— begin Data for the task —

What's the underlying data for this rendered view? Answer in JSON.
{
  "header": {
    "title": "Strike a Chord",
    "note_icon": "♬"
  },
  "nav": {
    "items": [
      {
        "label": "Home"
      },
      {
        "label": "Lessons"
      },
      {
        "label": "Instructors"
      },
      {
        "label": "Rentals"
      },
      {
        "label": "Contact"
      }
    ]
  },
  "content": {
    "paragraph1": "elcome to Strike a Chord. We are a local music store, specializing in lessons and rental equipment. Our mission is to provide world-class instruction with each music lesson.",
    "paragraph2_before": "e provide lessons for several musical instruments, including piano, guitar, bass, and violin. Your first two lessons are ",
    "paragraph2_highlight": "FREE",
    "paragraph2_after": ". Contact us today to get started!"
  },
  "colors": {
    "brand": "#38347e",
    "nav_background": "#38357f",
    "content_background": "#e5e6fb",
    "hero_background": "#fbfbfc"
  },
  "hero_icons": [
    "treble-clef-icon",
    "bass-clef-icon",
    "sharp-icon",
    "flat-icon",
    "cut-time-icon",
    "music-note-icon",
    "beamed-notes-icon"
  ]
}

— end Data for the task —

Please return the data above exactly as given.

What's the underlying data for this rendered view? Answer in JSON.
{
  "header": {
    "title": "Strike a Chord",
    "note_icon": "♬"
  },
  "nav": {
    "items": [
      {
        "label": "Home"
      },
      {
        "label": "Lessons"
      },
      {
        "label": "Instructors"
      },
      {
        "label": "Rentals"
      },
      {
        "label": "Contact"
      }
    ]
  },
  "content": {
    "paragraph1": "elcome to Strike a Chord. We are a local music store, specializing in lessons and rental equipment. Our mission is to provide world-class instruction with each music lesson.",
    "paragraph2_before": "e provide lessons for several musical instruments, including piano, guitar, bass, and violin. Your first two lessons are ",
    "paragraph2_highlight": "FREE",
    "paragraph2_after": ". Contact us today to get started!"
  },
  "colors": {
    "brand": "#38347e",
    "nav_background": "#38357f",
    "content_background": "#e5e6fb",
    "hero_background": "#fbfbfc"
  },
  "hero_icons": [
    "treble-clef-icon",
    "bass-clef-icon",
    "sharp-icon",
    "flat-icon",
    "cut-time-icon",
    "music-note-icon",
    "beamed-notes-icon"
  ]
}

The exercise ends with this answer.